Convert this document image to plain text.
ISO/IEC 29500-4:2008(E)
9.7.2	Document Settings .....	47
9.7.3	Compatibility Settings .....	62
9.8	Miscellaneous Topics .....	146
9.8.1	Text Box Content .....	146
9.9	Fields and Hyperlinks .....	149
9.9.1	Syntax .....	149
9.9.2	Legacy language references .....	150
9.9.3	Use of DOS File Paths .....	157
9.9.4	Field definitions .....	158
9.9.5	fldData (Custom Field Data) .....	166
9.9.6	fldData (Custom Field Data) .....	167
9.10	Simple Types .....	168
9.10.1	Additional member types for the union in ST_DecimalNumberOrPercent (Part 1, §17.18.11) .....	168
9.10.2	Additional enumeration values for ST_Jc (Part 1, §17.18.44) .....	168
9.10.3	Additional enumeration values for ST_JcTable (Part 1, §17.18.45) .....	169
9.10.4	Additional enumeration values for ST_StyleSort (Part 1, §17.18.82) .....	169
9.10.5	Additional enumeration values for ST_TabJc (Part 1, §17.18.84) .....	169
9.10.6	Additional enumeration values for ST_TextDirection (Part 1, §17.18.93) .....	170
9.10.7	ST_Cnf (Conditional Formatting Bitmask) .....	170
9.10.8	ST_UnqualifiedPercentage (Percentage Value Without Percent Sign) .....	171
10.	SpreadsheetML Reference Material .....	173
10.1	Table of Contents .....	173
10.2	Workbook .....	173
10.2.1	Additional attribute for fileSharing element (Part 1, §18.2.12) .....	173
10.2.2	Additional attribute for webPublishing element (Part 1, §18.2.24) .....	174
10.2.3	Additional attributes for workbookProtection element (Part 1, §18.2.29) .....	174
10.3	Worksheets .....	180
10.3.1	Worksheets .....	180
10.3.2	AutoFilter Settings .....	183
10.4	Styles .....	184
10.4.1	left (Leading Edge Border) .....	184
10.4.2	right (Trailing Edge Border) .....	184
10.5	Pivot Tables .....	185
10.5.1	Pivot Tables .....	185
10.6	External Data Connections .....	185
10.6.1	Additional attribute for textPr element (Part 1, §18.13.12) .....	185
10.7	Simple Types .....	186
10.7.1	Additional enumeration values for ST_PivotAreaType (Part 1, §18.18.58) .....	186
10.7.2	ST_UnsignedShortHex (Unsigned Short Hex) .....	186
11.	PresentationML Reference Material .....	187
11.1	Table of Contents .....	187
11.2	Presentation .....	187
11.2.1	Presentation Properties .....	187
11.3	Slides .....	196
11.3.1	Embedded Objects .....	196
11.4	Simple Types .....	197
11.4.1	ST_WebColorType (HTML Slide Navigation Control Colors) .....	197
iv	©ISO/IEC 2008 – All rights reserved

= What to produce =
From the records above, pull out every line containing the word "Settings".

= Output below =
9.7.2	Document Settings .....	47
9.7.3	Compatibility Settings .....	62
10.3.2	AutoFilter Settings .....	183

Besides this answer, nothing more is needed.